Stored data entries:
** begin **

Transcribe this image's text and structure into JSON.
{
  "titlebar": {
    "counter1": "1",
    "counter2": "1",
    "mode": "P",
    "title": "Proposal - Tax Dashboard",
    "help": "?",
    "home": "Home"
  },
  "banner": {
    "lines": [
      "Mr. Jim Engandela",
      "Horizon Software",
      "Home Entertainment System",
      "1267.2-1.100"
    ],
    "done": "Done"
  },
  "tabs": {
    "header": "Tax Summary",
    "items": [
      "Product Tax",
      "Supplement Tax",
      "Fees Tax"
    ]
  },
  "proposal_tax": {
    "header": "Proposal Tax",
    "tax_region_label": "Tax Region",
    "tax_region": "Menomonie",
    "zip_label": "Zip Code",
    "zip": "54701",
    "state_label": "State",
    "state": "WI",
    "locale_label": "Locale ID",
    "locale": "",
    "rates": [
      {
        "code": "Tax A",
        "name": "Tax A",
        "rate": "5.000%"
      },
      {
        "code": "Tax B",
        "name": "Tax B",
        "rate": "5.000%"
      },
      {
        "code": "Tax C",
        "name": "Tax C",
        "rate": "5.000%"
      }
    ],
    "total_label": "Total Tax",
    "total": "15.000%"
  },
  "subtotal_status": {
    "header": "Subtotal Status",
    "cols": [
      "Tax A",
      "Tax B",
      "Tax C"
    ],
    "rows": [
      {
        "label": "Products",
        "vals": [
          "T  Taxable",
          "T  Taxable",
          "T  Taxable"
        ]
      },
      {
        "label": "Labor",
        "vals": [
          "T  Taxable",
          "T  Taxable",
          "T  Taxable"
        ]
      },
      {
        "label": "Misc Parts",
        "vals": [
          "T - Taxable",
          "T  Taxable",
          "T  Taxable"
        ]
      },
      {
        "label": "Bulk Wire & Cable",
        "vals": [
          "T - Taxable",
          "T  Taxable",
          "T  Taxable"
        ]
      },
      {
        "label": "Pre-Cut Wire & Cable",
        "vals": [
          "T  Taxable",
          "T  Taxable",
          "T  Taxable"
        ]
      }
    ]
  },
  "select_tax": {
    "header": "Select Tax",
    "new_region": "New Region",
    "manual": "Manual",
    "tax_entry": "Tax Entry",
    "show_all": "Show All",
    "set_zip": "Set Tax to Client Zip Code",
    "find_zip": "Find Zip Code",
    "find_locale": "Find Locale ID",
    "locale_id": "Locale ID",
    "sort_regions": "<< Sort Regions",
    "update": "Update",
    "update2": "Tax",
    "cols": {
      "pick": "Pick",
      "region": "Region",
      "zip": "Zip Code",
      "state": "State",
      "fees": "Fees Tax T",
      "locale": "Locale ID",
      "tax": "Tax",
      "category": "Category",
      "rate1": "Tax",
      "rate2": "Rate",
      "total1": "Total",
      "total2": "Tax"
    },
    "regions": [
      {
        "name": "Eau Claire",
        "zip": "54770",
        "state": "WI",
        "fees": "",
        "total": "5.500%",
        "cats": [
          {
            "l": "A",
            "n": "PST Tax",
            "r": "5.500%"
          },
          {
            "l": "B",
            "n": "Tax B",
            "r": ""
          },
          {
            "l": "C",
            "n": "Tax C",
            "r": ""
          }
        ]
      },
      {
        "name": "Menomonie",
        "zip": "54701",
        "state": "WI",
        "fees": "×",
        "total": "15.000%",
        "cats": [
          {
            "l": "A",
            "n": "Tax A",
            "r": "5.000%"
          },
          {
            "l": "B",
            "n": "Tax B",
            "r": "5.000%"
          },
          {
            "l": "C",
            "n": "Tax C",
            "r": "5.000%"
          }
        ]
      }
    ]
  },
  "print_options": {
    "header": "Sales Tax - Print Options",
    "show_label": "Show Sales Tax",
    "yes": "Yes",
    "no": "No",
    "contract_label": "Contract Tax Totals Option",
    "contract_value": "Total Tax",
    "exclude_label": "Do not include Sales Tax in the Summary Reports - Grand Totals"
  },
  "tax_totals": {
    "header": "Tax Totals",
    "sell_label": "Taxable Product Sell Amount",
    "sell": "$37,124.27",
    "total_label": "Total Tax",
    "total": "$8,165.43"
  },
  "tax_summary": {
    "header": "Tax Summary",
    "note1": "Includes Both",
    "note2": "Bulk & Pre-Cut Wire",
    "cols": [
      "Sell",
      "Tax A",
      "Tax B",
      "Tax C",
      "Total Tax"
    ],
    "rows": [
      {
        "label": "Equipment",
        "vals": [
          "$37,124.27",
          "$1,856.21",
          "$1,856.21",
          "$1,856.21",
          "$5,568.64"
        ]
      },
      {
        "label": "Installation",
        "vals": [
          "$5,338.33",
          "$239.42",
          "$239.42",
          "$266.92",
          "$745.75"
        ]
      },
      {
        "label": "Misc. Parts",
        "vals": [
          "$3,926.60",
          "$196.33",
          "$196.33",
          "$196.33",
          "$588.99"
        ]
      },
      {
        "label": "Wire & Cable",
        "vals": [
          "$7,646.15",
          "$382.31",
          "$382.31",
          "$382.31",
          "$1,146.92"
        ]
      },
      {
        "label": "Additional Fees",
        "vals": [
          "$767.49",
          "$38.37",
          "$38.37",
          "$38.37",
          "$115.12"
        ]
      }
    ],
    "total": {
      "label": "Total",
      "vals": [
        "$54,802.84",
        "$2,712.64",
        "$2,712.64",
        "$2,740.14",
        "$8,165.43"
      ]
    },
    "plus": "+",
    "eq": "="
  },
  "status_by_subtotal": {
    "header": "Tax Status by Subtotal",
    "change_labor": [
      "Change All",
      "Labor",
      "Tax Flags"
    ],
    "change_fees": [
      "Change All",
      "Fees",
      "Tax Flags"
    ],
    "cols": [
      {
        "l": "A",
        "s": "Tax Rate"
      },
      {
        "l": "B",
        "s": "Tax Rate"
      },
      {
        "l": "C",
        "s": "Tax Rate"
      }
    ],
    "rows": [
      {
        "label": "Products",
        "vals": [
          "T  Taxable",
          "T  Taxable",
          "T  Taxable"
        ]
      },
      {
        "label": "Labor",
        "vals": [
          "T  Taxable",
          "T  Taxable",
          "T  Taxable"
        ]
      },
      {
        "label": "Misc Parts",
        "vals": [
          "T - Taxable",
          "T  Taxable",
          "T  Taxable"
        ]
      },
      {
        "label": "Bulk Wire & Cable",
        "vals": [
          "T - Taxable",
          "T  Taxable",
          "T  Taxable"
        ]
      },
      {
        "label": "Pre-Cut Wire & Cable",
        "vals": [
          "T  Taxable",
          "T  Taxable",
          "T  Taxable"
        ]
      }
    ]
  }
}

** end **

Short task:
Pick out all lines from the data above in which the word "Menomonie" appears.

Reply:
    "tax_region": "Menomonie",
        "name": "Menomonie",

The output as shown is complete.